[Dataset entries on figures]
=-=-=-=-=

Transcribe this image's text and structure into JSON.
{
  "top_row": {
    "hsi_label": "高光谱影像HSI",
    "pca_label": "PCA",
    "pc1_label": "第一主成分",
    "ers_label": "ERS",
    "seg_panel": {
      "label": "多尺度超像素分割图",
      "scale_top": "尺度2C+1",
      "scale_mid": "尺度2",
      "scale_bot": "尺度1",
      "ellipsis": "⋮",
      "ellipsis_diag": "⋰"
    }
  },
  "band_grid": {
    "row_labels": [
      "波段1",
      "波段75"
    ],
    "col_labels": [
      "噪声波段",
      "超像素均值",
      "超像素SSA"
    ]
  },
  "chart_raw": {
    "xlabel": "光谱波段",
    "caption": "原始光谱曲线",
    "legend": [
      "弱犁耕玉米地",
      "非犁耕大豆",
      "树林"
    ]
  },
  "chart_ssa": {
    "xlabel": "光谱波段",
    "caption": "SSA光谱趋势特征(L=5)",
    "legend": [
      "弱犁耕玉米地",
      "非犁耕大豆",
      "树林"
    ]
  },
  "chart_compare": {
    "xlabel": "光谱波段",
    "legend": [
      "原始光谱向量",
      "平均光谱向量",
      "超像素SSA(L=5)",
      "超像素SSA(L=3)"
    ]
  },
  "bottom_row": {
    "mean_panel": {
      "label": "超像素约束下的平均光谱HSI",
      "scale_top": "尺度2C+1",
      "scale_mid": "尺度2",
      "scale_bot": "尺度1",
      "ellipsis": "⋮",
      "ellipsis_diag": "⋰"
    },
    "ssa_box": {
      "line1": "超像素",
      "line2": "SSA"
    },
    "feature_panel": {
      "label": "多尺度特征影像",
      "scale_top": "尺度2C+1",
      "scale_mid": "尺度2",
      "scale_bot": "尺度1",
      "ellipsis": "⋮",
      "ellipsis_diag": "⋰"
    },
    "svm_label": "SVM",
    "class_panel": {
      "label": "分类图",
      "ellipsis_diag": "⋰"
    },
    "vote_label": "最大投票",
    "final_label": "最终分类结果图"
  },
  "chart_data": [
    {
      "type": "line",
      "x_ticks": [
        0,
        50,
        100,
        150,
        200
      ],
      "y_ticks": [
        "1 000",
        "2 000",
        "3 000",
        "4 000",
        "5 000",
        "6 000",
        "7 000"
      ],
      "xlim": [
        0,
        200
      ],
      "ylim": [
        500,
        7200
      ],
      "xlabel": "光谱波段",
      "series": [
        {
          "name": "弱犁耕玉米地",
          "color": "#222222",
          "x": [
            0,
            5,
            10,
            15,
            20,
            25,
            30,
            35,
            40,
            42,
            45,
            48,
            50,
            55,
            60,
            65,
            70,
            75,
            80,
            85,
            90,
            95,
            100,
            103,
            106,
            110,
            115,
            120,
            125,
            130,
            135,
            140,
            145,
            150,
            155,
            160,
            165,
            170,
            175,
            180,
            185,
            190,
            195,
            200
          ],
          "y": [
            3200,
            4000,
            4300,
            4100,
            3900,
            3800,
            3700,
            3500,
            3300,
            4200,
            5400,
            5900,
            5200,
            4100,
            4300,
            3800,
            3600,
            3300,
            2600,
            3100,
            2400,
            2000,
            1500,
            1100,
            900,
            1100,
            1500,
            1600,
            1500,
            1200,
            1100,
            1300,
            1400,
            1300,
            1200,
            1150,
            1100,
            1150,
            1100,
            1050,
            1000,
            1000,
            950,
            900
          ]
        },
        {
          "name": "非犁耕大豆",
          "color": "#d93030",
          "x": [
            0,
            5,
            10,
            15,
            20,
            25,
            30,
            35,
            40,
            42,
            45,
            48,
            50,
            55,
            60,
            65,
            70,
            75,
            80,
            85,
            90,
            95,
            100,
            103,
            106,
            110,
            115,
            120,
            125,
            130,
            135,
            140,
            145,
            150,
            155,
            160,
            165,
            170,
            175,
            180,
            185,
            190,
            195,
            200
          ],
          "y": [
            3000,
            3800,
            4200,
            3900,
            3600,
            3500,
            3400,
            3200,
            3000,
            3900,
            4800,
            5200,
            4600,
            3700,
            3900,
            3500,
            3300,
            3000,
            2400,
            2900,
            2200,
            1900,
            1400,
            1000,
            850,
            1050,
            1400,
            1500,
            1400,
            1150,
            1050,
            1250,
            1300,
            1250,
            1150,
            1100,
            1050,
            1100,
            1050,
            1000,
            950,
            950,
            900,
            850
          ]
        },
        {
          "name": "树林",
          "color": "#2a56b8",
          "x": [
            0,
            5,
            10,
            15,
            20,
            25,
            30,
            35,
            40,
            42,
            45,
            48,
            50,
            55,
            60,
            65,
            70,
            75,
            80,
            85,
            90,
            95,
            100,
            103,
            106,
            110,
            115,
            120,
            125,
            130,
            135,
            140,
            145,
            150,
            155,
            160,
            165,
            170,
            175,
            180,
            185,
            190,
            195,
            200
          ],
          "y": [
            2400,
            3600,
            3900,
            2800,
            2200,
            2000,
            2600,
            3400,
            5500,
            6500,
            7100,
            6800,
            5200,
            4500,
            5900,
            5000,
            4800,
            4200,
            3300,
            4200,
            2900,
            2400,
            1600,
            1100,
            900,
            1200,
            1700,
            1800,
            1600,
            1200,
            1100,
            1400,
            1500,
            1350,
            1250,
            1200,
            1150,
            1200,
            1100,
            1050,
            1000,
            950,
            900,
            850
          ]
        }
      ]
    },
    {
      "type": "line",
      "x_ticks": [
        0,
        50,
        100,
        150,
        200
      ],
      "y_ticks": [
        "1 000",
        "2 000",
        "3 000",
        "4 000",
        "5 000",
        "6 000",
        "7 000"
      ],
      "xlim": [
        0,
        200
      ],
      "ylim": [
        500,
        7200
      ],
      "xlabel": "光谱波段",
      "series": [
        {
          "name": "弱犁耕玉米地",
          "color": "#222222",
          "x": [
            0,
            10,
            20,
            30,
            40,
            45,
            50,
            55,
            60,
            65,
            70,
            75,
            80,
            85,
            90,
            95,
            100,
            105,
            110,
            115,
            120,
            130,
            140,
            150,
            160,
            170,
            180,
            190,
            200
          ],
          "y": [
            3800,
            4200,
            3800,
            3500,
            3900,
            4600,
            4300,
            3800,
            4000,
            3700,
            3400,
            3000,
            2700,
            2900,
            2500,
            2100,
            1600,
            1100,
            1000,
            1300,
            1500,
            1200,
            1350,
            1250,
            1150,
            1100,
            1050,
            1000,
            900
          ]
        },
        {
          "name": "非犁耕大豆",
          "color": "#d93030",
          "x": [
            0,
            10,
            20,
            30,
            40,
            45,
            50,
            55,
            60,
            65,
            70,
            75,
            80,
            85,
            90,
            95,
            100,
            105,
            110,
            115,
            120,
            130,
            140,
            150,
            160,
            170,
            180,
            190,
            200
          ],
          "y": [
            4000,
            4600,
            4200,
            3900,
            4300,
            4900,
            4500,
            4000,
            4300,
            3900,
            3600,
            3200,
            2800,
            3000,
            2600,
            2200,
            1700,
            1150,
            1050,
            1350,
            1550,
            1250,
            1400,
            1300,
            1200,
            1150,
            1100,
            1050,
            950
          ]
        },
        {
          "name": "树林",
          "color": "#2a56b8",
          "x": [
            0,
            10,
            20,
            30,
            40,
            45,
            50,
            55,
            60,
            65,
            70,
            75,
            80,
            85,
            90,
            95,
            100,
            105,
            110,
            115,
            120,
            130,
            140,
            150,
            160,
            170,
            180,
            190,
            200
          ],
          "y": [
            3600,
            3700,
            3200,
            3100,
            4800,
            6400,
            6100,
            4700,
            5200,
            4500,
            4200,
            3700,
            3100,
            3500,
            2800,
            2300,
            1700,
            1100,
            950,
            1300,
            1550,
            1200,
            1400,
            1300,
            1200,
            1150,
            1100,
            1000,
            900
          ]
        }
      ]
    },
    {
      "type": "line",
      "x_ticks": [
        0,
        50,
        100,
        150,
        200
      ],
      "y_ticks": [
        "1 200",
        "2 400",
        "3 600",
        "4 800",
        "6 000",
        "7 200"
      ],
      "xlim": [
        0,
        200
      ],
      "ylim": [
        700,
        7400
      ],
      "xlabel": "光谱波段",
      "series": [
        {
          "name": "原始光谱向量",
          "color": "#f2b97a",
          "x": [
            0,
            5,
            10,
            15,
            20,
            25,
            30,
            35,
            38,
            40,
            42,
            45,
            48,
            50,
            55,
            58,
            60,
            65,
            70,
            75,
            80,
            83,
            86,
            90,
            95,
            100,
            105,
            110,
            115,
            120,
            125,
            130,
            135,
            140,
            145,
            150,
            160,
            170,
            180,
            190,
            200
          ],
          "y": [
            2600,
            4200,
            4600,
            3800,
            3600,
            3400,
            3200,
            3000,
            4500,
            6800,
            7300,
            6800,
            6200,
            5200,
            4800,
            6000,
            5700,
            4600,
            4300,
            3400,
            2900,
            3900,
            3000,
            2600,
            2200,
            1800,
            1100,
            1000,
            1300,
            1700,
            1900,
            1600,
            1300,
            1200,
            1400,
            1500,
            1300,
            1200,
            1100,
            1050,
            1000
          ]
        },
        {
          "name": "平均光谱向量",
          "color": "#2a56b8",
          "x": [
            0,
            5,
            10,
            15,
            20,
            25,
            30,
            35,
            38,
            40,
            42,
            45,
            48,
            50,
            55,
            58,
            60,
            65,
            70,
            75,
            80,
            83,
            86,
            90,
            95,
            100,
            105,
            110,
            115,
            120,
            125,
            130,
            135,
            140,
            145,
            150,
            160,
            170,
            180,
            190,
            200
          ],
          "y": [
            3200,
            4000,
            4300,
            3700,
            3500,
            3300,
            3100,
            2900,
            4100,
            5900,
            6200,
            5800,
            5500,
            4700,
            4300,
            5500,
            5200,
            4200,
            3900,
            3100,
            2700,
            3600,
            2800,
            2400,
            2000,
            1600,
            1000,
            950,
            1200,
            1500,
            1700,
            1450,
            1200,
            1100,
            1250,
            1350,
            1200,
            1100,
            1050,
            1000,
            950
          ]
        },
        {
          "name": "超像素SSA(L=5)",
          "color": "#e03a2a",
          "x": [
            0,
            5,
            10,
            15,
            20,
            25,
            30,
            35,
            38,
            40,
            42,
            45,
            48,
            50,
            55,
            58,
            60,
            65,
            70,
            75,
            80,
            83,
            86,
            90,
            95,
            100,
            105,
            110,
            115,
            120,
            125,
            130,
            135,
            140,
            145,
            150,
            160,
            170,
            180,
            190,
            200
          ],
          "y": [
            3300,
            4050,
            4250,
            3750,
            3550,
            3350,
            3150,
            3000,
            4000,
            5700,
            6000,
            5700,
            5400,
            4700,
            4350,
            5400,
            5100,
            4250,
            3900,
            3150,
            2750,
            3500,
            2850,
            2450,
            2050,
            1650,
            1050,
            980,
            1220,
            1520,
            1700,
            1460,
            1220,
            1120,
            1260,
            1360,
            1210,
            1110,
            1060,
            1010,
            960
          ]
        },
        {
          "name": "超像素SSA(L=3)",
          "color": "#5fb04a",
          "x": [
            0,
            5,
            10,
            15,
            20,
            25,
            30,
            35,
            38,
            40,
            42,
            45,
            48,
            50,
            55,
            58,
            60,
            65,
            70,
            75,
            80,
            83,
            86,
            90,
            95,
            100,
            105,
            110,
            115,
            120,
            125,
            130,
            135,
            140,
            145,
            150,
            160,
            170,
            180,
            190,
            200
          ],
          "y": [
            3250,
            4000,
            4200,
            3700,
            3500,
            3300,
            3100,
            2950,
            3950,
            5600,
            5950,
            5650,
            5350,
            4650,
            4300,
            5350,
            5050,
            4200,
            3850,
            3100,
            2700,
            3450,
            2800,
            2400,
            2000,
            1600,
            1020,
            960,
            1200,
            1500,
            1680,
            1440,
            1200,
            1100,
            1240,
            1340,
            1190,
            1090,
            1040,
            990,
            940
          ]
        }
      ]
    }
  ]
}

=-=-=-=-=

→ **Stated goal**
Gather each line from the entries above that includes the word "name".

→ **Result**
          "name": "弱犁耕玉米地",
          "name": "非犁耕大豆",
          "name": "树林",
          "name": "弱犁耕玉米地",
          "name": "非犁耕大豆",
          "name": "树林",
          "name": "原始光谱向量",
          "name": "平均光谱向量",
          "name": "超像素SSA(L=5)",
          "name": "超像素SSA(L=3)",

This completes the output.